Saved entries >>

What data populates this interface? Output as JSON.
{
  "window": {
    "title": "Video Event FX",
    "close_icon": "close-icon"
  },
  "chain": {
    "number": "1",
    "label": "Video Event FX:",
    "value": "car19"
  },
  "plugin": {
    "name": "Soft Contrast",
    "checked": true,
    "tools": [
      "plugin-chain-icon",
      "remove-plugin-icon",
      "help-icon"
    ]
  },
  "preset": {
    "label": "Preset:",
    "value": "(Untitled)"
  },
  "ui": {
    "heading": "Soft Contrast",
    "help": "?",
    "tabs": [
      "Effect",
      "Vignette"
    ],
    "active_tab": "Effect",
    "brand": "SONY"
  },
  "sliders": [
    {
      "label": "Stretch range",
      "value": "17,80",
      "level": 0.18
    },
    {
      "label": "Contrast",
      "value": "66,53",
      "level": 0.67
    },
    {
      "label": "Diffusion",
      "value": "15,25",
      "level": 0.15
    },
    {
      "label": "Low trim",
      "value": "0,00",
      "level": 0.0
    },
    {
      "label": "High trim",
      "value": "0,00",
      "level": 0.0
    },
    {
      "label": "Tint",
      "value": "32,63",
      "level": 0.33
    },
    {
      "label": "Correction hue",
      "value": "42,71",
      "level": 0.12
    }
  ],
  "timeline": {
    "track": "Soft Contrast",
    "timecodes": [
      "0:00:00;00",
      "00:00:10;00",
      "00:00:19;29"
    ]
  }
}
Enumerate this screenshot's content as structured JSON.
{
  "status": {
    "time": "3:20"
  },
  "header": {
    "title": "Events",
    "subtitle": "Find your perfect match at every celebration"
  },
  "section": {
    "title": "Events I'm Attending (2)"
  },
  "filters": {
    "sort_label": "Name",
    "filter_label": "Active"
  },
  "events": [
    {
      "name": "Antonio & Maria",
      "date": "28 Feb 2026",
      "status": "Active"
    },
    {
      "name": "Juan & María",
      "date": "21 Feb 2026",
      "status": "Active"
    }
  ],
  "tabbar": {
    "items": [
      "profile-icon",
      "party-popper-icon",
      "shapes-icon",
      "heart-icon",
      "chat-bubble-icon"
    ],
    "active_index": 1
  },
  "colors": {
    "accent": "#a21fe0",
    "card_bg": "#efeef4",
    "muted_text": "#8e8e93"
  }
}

YOUR INSTRUCTIONS >>
In the material above, show every line where the word "plugin" turns up.

TASK OUTPUT >>
  "plugin": {
      "plugin-chain-icon",
      "remove-plugin-icon",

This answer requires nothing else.